OBJECTIVE:
What follows is a listing; restate every line of it word for word.

Figure contents as structured data:
※ ※ ※

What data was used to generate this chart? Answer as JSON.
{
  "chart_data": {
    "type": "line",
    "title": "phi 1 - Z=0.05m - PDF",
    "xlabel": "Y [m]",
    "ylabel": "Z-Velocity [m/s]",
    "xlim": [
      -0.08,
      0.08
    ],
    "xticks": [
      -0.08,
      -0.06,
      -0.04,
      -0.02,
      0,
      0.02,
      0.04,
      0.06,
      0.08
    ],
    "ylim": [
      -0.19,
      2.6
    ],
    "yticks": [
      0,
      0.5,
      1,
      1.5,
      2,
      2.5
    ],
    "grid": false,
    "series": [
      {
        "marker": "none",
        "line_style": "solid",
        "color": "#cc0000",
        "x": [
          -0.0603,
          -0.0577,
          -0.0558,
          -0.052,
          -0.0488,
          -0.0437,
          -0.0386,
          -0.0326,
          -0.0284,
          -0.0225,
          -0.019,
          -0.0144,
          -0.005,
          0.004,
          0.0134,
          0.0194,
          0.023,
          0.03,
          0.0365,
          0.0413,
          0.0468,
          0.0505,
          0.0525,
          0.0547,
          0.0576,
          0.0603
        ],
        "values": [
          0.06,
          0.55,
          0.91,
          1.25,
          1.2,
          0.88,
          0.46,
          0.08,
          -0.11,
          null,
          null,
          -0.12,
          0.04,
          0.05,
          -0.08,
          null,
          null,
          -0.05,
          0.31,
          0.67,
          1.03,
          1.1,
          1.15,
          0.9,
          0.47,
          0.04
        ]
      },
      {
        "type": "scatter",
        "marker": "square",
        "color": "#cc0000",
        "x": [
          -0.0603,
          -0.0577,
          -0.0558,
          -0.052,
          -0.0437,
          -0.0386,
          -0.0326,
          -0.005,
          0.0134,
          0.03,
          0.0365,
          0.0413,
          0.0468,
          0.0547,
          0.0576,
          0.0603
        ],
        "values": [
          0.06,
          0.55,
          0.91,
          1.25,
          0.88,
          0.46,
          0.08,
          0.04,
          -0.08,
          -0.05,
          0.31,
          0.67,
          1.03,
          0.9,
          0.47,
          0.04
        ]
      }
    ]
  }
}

※ ※ ※

ANSWER TO THE TASK:
What data was used to generate this chart? Answer as JSON.
{
  "chart_data": {
    "type": "line",
    "title": "phi 1 - Z=0.05m - PDF",
    "xlabel": "Y [m]",
    "ylabel": "Z-Velocity [m/s]",
    "xlim": [
      -0.08,
      0.08
    ],
    "xticks": [
      -0.08,
      -0.06,
      -0.04,
      -0.02,
      0,
      0.02,
      0.04,
      0.06,
      0.08
    ],
    "ylim": [
      -0.19,
      2.6
    ],
    "yticks": [
      0,
      0.5,
      1,
      1.5,
      2,
      2.5
    ],
    "grid": false,
    "series": [
      {
        "marker": "none",
        "line_style": "solid",
        "color": "#cc0000",
        "x": [
          -0.0603,
          -0.0577,
          -0.0558,
          -0.052,
          -0.0488,
          -0.0437,
          -0.0386,
          -0.0326,
          -0.0284,
          -0.0225,
          -0.019,
          -0.0144,
          -0.005,
          0.004,
          0.0134,
          0.0194,
          0.023,
          0.03,
          0.0365,
          0.0413,
          0.0468,
          0.0505,
          0.0525,
          0.0547,
          0.0576,
          0.0603
        ],
        "values": [
          0.06,
          0.55,
          0.91,
          1.25,
          1.2,
          0.88,
          0.46,
          0.08,
          -0.11,
          null,
          null,
          -0.12,
          0.04,
          0.05,
          -0.08,
          null,
          null,
          -0.05,
          0.31,
          0.67,
          1.03,
          1.1,
          1.15,
          0.9,
          0.47,
          0.04
        ]
      },
      {
        "type": "scatter",
        "marker": "square",
        "color": "#cc0000",
        "x": [
          -0.0603,
          -0.0577,
          -0.0558,
          -0.052,
          -0.0437,
          -0.0386,
          -0.0326,
          -0.005,
          0.0134,
          0.03,
          0.0365,
          0.0413,
          0.0468,
          0.0547,
          0.0576,
          0.0603
        ],
        "values": [
          0.06,
          0.55,
          0.91,
          1.25,
          0.88,
          0.46,
          0.08,
          0.04,
          -0.08,
          -0.05,
          0.31,
          0.67,
          1.03,
          0.9,
          0.47,
          0.04
        ]
      }
    ]
  }
}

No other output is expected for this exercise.